(Extracted data entries)
◇ ◇ ◇ ◇ ◇

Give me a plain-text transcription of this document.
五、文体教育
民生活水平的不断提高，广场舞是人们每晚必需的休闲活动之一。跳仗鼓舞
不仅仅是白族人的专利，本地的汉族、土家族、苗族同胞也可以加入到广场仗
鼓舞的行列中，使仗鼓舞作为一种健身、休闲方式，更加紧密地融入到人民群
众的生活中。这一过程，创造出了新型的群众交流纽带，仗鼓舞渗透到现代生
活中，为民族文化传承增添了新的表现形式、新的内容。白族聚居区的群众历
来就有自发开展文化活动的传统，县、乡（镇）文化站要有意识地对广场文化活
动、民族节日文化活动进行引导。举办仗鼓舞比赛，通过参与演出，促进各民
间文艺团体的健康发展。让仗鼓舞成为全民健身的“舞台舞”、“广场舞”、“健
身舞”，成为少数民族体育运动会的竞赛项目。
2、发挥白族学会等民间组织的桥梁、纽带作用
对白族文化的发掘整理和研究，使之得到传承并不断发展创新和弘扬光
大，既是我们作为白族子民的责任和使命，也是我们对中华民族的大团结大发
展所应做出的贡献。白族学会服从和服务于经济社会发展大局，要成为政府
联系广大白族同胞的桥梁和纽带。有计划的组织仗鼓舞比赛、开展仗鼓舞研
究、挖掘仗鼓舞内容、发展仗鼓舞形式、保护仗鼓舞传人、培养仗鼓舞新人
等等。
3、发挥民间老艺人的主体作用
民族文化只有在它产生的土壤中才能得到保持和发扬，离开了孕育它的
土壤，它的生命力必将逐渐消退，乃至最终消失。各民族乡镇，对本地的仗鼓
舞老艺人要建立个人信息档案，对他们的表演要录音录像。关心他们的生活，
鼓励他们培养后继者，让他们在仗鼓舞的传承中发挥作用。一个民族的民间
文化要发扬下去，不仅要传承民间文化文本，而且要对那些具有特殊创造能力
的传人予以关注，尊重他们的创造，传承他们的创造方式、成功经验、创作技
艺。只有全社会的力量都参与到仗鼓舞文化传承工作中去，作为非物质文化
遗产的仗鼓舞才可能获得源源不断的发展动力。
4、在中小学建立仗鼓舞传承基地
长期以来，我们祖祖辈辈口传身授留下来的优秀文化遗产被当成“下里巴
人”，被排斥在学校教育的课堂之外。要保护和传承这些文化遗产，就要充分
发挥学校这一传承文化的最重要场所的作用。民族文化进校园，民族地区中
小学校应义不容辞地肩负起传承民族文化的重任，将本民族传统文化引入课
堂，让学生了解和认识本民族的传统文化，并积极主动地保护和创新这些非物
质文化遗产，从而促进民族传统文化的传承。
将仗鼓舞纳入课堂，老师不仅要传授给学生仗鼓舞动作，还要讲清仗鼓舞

◇ ◇ ◇ ◇ ◇

PROBLEM TO WORK ON: Give back each line above precisely as it stands.

WORKED SOLUTION:
Give me a plain-text transcription of this document.
五、文体教育
民生活水平的不断提高，广场舞是人们每晚必需的休闲活动之一。跳仗鼓舞
不仅仅是白族人的专利，本地的汉族、土家族、苗族同胞也可以加入到广场仗
鼓舞的行列中，使仗鼓舞作为一种健身、休闲方式，更加紧密地融入到人民群
众的生活中。这一过程，创造出了新型的群众交流纽带，仗鼓舞渗透到现代生
活中，为民族文化传承增添了新的表现形式、新的内容。白族聚居区的群众历
来就有自发开展文化活动的传统，县、乡（镇）文化站要有意识地对广场文化活
动、民族节日文化活动进行引导。举办仗鼓舞比赛，通过参与演出，促进各民
间文艺团体的健康发展。让仗鼓舞成为全民健身的“舞台舞”、“广场舞”、“健
身舞”，成为少数民族体育运动会的竞赛项目。
2、发挥白族学会等民间组织的桥梁、纽带作用
对白族文化的发掘整理和研究，使之得到传承并不断发展创新和弘扬光
大，既是我们作为白族子民的责任和使命，也是我们对中华民族的大团结大发
展所应做出的贡献。白族学会服从和服务于经济社会发展大局，要成为政府
联系广大白族同胞的桥梁和纽带。有计划的组织仗鼓舞比赛、开展仗鼓舞研
究、挖掘仗鼓舞内容、发展仗鼓舞形式、保护仗鼓舞传人、培养仗鼓舞新人
等等。
3、发挥民间老艺人的主体作用
民族文化只有在它产生的土壤中才能得到保持和发扬，离开了孕育它的
土壤，它的生命力必将逐渐消退，乃至最终消失。各民族乡镇，对本地的仗鼓
舞老艺人要建立个人信息档案，对他们的表演要录音录像。关心他们的生活，
鼓励他们培养后继者，让他们在仗鼓舞的传承中发挥作用。一个民族的民间
文化要发扬下去，不仅要传承民间文化文本，而且要对那些具有特殊创造能力
的传人予以关注，尊重他们的创造，传承他们的创造方式、成功经验、创作技
艺。只有全社会的力量都参与到仗鼓舞文化传承工作中去，作为非物质文化
遗产的仗鼓舞才可能获得源源不断的发展动力。
4、在中小学建立仗鼓舞传承基地
长期以来，我们祖祖辈辈口传身授留下来的优秀文化遗产被当成“下里巴
人”，被排斥在学校教育的课堂之外。要保护和传承这些文化遗产，就要充分
发挥学校这一传承文化的最重要场所的作用。民族文化进校园，民族地区中
小学校应义不容辞地肩负起传承民族文化的重任，将本民族传统文化引入课
堂，让学生了解和认识本民族的传统文化，并积极主动地保护和创新这些非物
质文化遗产，从而促进民族传统文化的传承。
将仗鼓舞纳入课堂，老师不仅要传授给学生仗鼓舞动作，还要讲清仗鼓舞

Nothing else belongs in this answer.